Quote the listing below in its entirety, omitting every image.

◆ Dataset records:

···

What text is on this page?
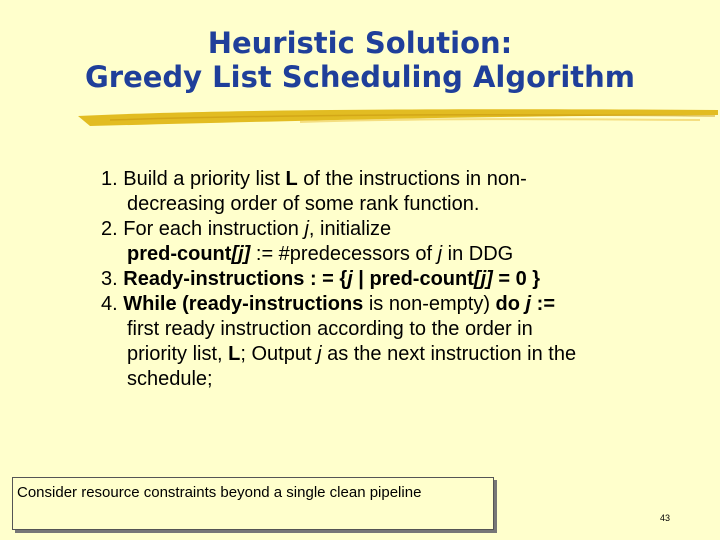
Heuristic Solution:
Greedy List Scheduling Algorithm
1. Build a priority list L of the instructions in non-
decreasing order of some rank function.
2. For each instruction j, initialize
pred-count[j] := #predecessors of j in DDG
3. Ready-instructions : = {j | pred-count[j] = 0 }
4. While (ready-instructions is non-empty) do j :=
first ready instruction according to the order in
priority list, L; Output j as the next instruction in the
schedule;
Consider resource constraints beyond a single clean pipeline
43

···

◆ Answer to the exercise:
What text is on this page?
Heuristic Solution:
Greedy List Scheduling Algorithm
1. Build a priority list L of the instructions in non-
decreasing order of some rank function.
2. For each instruction j, initialize
pred-count[j] := #predecessors of j in DDG
3. Ready-instructions : = {j | pred-count[j] = 0 }
4. While (ready-instructions is non-empty) do j :=
first ready instruction according to the order in
priority list, L; Output j as the next instruction in the
schedule;
Consider resource constraints beyond a single clean pipeline
43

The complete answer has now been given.